# Exercise goal
Reproduce the complete listing without any deviation.

── Data for this exercise

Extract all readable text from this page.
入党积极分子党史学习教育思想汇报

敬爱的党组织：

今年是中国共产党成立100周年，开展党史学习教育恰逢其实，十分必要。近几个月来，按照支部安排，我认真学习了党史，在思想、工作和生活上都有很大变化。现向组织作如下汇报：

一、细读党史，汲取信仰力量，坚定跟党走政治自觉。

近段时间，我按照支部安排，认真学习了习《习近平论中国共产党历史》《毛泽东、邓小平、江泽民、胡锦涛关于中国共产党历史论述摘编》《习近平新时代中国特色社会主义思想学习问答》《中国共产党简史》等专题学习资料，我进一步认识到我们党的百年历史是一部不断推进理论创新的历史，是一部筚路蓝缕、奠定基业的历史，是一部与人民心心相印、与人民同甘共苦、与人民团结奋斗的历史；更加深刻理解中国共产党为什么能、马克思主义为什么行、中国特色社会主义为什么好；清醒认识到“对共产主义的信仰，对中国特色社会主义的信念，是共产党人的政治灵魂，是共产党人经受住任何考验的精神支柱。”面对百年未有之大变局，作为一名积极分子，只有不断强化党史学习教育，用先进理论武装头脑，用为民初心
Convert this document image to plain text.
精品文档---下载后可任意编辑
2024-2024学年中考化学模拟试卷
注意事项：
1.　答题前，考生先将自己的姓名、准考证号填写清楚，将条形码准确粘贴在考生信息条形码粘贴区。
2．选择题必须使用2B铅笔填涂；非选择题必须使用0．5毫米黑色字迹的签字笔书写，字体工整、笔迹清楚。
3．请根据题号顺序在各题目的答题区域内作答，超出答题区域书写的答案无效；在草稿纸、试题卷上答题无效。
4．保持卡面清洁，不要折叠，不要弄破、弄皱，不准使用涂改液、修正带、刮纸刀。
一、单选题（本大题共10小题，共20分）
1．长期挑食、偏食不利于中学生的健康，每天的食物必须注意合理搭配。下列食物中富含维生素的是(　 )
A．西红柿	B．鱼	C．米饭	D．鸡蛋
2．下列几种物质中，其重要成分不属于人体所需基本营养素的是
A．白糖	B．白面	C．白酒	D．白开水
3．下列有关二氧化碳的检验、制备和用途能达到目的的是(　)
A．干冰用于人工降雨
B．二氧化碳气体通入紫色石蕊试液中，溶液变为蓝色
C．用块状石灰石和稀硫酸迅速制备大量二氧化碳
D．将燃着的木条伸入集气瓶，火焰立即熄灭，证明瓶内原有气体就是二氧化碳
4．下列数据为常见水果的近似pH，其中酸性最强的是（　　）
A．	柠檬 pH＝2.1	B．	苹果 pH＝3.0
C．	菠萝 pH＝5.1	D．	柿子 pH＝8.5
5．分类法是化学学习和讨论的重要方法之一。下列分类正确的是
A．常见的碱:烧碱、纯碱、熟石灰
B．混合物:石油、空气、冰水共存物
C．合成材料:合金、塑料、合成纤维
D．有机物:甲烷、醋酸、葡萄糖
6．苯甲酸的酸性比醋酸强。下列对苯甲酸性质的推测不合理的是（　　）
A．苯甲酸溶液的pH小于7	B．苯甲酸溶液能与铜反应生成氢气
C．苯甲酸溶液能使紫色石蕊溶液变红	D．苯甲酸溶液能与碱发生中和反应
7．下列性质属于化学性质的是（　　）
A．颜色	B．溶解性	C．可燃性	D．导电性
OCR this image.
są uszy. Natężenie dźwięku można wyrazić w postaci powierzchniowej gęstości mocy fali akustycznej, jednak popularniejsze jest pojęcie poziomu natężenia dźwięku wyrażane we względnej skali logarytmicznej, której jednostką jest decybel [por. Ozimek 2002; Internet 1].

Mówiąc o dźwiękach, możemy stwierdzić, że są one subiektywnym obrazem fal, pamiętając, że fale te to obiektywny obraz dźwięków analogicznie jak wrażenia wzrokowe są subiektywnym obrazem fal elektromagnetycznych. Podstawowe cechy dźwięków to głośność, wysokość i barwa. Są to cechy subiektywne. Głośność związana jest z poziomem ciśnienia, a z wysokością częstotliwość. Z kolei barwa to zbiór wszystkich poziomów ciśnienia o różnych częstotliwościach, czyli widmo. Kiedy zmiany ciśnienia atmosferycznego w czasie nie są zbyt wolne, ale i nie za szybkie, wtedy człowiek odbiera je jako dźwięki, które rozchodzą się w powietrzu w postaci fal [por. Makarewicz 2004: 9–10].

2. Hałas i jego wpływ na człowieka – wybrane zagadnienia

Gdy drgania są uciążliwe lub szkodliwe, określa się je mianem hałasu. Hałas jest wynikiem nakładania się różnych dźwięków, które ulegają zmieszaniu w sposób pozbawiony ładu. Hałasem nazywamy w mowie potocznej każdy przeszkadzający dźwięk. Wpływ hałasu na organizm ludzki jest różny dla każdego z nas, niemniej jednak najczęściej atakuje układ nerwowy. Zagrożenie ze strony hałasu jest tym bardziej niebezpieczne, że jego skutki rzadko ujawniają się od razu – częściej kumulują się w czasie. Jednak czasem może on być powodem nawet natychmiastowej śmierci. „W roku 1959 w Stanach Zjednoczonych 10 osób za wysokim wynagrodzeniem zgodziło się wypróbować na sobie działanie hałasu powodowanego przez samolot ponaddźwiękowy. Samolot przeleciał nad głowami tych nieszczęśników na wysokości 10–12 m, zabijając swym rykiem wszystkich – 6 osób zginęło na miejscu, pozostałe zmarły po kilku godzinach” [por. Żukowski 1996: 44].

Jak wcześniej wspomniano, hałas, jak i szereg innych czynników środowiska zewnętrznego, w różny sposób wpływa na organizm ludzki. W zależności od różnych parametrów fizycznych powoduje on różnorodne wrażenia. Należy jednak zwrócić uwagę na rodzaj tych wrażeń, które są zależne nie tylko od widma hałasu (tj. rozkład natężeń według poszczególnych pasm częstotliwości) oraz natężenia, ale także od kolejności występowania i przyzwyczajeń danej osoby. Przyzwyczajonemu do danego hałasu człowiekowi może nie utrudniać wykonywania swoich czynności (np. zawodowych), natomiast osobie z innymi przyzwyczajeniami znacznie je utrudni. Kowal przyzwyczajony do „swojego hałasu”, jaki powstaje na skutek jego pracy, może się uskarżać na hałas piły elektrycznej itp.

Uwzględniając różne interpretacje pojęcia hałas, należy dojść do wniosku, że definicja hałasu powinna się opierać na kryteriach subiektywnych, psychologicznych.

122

────

# Solution to this exercise
Extract all readable text from this page.
入党积极分子党史学习教育思想汇报

敬爱的党组织：

今年是中国共产党成立100周年，开展党史学习教育恰逢其实，十分必要。近几个月来，按照支部安排，我认真学习了党史，在思想、工作和生活上都有很大变化。现向组织作如下汇报：

一、细读党史，汲取信仰力量，坚定跟党走政治自觉。

近段时间，我按照支部安排，认真学习了习《习近平论中国共产党历史》《毛泽东、邓小平、江泽民、胡锦涛关于中国共产党历史论述摘编》《习近平新时代中国特色社会主义思想学习问答》《中国共产党简史》等专题学习资料，我进一步认识到我们党的百年历史是一部不断推进理论创新的历史，是一部筚路蓝缕、奠定基业的历史，是一部与人民心心相印、与人民同甘共苦、与人民团结奋斗的历史；更加深刻理解中国共产党为什么能、马克思主义为什么行、中国特色社会主义为什么好；清醒认识到“对共产主义的信仰，对中国特色社会主义的信念，是共产党人的政治灵魂，是共产党人经受住任何考验的精神支柱。”面对百年未有之大变局，作为一名积极分子，只有不断强化党史学习教育，用先进理论武装头脑，用为民初心
Convert this document image to plain text.
精品文档---下载后可任意编辑
2024-2024学年中考化学模拟试卷
注意事项：
1.　答题前，考生先将自己的姓名、准考证号填写清楚，将条形码准确粘贴在考生信息条形码粘贴区。
2．选择题必须使用2B铅笔填涂；非选择题必须使用0．5毫米黑色字迹的签字笔书写，字体工整、笔迹清楚。
3．请根据题号顺序在各题目的答题区域内作答，超出答题区域书写的答案无效；在草稿纸、试题卷上答题无效。
4．保持卡面清洁，不要折叠，不要弄破、弄皱，不准使用涂改液、修正带、刮纸刀。
一、单选题（本大题共10小题，共20分）
1．长期挑食、偏食不利于中学生的健康，每天的食物必须注意合理搭配。下列食物中富含维生素的是(　 )
A．西红柿	B．鱼	C．米饭	D．鸡蛋
2．下列几种物质中，其重要成分不属于人体所需基本营养素的是
A．白糖	B．白面	C．白酒	D．白开水
3．下列有关二氧化碳的检验、制备和用途能达到目的的是(　)
A．干冰用于人工降雨
B．二氧化碳气体通入紫色石蕊试液中，溶液变为蓝色
C．用块状石灰石和稀硫酸迅速制备大量二氧化碳
D．将燃着的木条伸入集气瓶，火焰立即熄灭，证明瓶内原有气体就是二氧化碳
4．下列数据为常见水果的近似pH，其中酸性最强的是（　　）
A．	柠檬 pH＝2.1	B．	苹果 pH＝3.0
C．	菠萝 pH＝5.1	D．	柿子 pH＝8.5
5．分类法是化学学习和讨论的重要方法之一。下列分类正确的是
A．常见的碱:烧碱、纯碱、熟石灰
B．混合物:石油、空气、冰水共存物
C．合成材料:合金、塑料、合成纤维
D．有机物:甲烷、醋酸、葡萄糖
6．苯甲酸的酸性比醋酸强。下列对苯甲酸性质的推测不合理的是（　　）
A．苯甲酸溶液的pH小于7	B．苯甲酸溶液能与铜反应生成氢气
C．苯甲酸溶液能使紫色石蕊溶液变红	D．苯甲酸溶液能与碱发生中和反应
7．下列性质属于化学性质的是（　　）
A．颜色	B．溶解性	C．可燃性	D．导电性
OCR this image.
są uszy. Natężenie dźwięku można wyrazić w postaci powierzchniowej gęstości mocy fali akustycznej, jednak popularniejsze jest pojęcie poziomu natężenia dźwięku wyrażane we względnej skali logarytmicznej, której jednostką jest decybel [por. Ozimek 2002; Internet 1].

Mówiąc o dźwiękach, możemy stwierdzić, że są one subiektywnym obrazem fal, pamiętając, że fale te to obiektywny obraz dźwięków analogicznie jak wrażenia wzrokowe są subiektywnym obrazem fal elektromagnetycznych. Podstawowe cechy dźwięków to głośność, wysokość i barwa. Są to cechy subiektywne. Głośność związana jest z poziomem ciśnienia, a z wysokością częstotliwość. Z kolei barwa to zbiór wszystkich poziomów ciśnienia o różnych częstotliwościach, czyli widmo. Kiedy zmiany ciśnienia atmosferycznego w czasie nie są zbyt wolne, ale i nie za szybkie, wtedy człowiek odbiera je jako dźwięki, które rozchodzą się w powietrzu w postaci fal [por. Makarewicz 2004: 9–10].

2. Hałas i jego wpływ na człowieka – wybrane zagadnienia

Gdy drgania są uciążliwe lub szkodliwe, określa się je mianem hałasu. Hałas jest wynikiem nakładania się różnych dźwięków, które ulegają zmieszaniu w sposób pozbawiony ładu. Hałasem nazywamy w mowie potocznej każdy przeszkadzający dźwięk. Wpływ hałasu na organizm ludzki jest różny dla każdego z nas, niemniej jednak najczęściej atakuje układ nerwowy. Zagrożenie ze strony hałasu jest tym bardziej niebezpieczne, że jego skutki rzadko ujawniają się od razu – częściej kumulują się w czasie. Jednak czasem może on być powodem nawet natychmiastowej śmierci. „W roku 1959 w Stanach Zjednoczonych 10 osób za wysokim wynagrodzeniem zgodziło się wypróbować na sobie działanie hałasu powodowanego przez samolot ponaddźwiękowy. Samolot przeleciał nad głowami tych nieszczęśników na wysokości 10–12 m, zabijając swym rykiem wszystkich – 6 osób zginęło na miejscu, pozostałe zmarły po kilku godzinach” [por. Żukowski 1996: 44].

Jak wcześniej wspomniano, hałas, jak i szereg innych czynników środowiska zewnętrznego, w różny sposób wpływa na organizm ludzki. W zależności od różnych parametrów fizycznych powoduje on różnorodne wrażenia. Należy jednak zwrócić uwagę na rodzaj tych wrażeń, które są zależne nie tylko od widma hałasu (tj. rozkład natężeń według poszczególnych pasm częstotliwości) oraz natężenia, ale także od kolejności występowania i przyzwyczajeń danej osoby. Przyzwyczajonemu do danego hałasu człowiekowi może nie utrudniać wykonywania swoich czynności (np. zawodowych), natomiast osobie z innymi przyzwyczajeniami znacznie je utrudni. Kowal przyzwyczajony do „swojego hałasu”, jaki powstaje na skutek jego pracy, może się uskarżać na hałas piły elektrycznej itp.

Uwzględniając różne interpretacje pojęcia hałas, należy dojść do wniosku, że definicja hałasu powinna się opierać na kryteriach subiektywnych, psychologicznych.

122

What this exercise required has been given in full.